• **GIVEN INSTRUCTION**
Your task is to output the listing word for word, with pictures excluded.

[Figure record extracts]
#####

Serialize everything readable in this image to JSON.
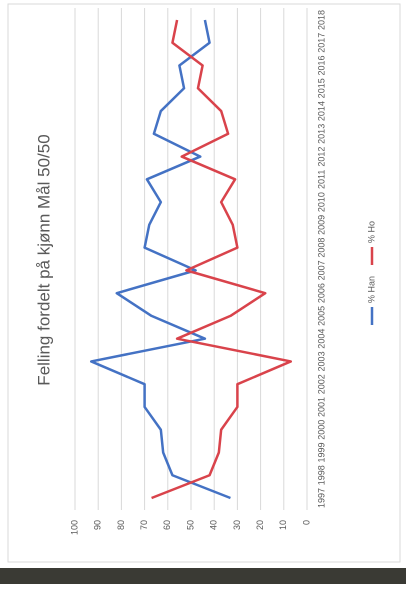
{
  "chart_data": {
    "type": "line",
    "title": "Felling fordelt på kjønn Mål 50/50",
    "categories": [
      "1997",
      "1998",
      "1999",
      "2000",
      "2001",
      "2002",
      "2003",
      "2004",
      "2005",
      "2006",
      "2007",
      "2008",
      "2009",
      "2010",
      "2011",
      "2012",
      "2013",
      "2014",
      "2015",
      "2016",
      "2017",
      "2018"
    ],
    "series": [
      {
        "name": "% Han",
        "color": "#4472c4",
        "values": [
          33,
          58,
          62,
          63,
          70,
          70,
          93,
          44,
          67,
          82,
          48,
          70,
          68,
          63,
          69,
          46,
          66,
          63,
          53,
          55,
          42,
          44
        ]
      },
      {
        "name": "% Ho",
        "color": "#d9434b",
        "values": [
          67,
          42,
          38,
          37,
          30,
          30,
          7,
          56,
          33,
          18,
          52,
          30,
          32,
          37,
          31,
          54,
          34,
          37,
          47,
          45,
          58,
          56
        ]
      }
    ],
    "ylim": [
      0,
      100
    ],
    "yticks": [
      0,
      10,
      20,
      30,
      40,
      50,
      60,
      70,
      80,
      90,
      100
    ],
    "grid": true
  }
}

#####

• **FULL RESPONSE**
Serialize everything readable in this image to JSON.
{
  "chart_data": {
    "type": "line",
    "title": "Felling fordelt på kjønn Mål 50/50",
    "categories": [
      "1997",
      "1998",
      "1999",
      "2000",
      "2001",
      "2002",
      "2003",
      "2004",
      "2005",
      "2006",
      "2007",
      "2008",
      "2009",
      "2010",
      "2011",
      "2012",
      "2013",
      "2014",
      "2015",
      "2016",
      "2017",
      "2018"
    ],
    "series": [
      {
        "name": "% Han",
        "color": "#4472c4",
        "values": [
          33,
          58,
          62,
          63,
          70,
          70,
          93,
          44,
          67,
          82,
          48,
          70,
          68,
          63,
          69,
          46,
          66,
          63,
          53,
          55,
          42,
          44
        ]
      },
      {
        "name": "% Ho",
        "color": "#d9434b",
        "values": [
          67,
          42,
          38,
          37,
          30,
          30,
          7,
          56,
          33,
          18,
          52,
          30,
          32,
          37,
          31,
          54,
          34,
          37,
          47,
          45,
          58,
          56
        ]
      }
    ],
    "ylim": [
      0,
      100
    ],
    "yticks": [
      0,
      10,
      20,
      30,
      40,
      50,
      60,
      70,
      80,
      90,
      100
    ],
    "grid": true
  }
}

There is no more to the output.